----- MATERIAL FOR THIS TASK

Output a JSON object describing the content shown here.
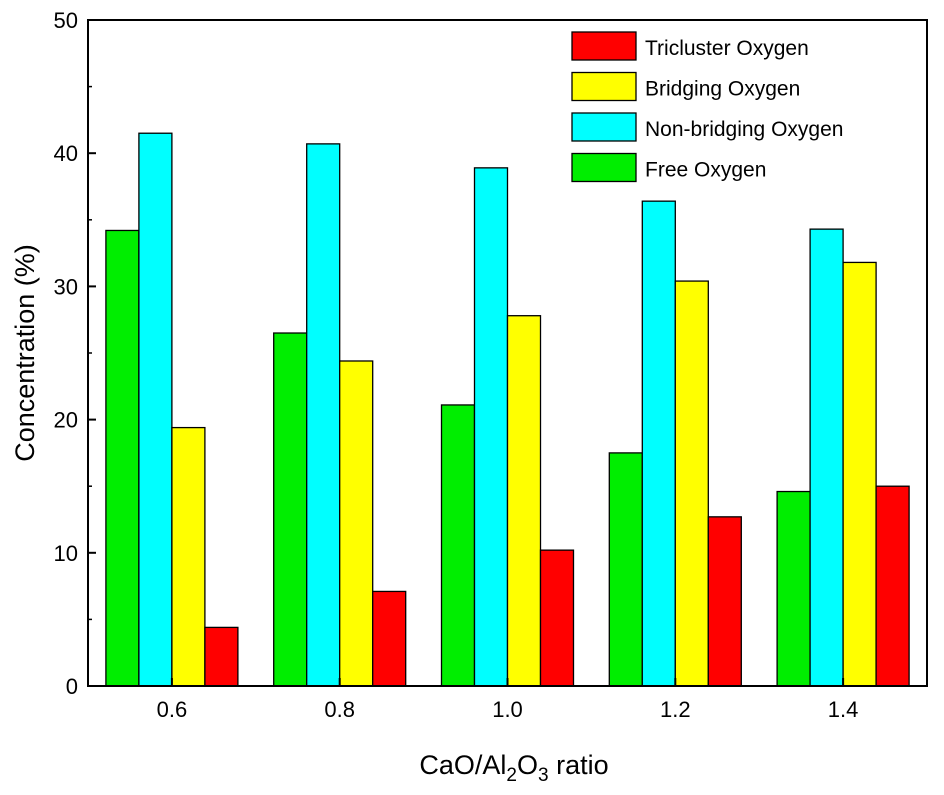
{
  "chart_data": {
    "type": "bar",
    "title": "",
    "xlabel": {
      "prefix": "CaO/Al",
      "sub1": "2",
      "mid": "O",
      "sub2": "3",
      "suffix": " ratio"
    },
    "ylabel": "Concentration (%)",
    "categories": [
      "0.6",
      "0.8",
      "1.0",
      "1.2",
      "1.4"
    ],
    "ylim": [
      0,
      50
    ],
    "yticks": [
      "0",
      "10",
      "20",
      "30",
      "40",
      "50"
    ],
    "grid": false,
    "legend_position": "top-right",
    "series": [
      {
        "name": "Free Oxygen",
        "color": "#00ee00",
        "values": [
          34.2,
          26.5,
          21.1,
          17.5,
          14.6
        ]
      },
      {
        "name": "Non-bridging Oxygen",
        "color": "#00ffff",
        "values": [
          41.5,
          40.7,
          38.9,
          36.4,
          34.3
        ]
      },
      {
        "name": "Bridging Oxygen",
        "color": "#ffff00",
        "values": [
          19.4,
          24.4,
          27.8,
          30.4,
          31.8
        ]
      },
      {
        "name": "Tricluster Oxygen",
        "color": "#ff0000",
        "values": [
          4.4,
          7.1,
          10.2,
          12.7,
          15.0
        ]
      }
    ],
    "legend_order": [
      "Tricluster Oxygen",
      "Bridging Oxygen",
      "Non-bridging Oxygen",
      "Free Oxygen"
    ]
  }
}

----------

*TASK GOAL:* Repeat the entries exactly and keep the pictures out of the copy.

*RESULT FOR THIS EXERCISE:*
Output a JSON object describing the content shown here.
{
  "chart_data": {
    "type": "bar",
    "title": "",
    "xlabel": {
      "prefix": "CaO/Al",
      "sub1": "2",
      "mid": "O",
      "sub2": "3",
      "suffix": " ratio"
    },
    "ylabel": "Concentration (%)",
    "categories": [
      "0.6",
      "0.8",
      "1.0",
      "1.2",
      "1.4"
    ],
    "ylim": [
      0,
      50
    ],
    "yticks": [
      "0",
      "10",
      "20",
      "30",
      "40",
      "50"
    ],
    "grid": false,
    "legend_position": "top-right",
    "series": [
      {
        "name": "Free Oxygen",
        "color": "#00ee00",
        "values": [
          34.2,
          26.5,
          21.1,
          17.5,
          14.6
        ]
      },
      {
        "name": "Non-bridging Oxygen",
        "color": "#00ffff",
        "values": [
          41.5,
          40.7,
          38.9,
          36.4,
          34.3
        ]
      },
      {
        "name": "Bridging Oxygen",
        "color": "#ffff00",
        "values": [
          19.4,
          24.4,
          27.8,
          30.4,
          31.8
        ]
      },
      {
        "name": "Tricluster Oxygen",
        "color": "#ff0000",
        "values": [
          4.4,
          7.1,
          10.2,
          12.7,
          15.0
        ]
      }
    ],
    "legend_order": [
      "Tricluster Oxygen",
      "Bridging Oxygen",
      "Non-bridging Oxygen",
      "Free Oxygen"
    ]
  }
}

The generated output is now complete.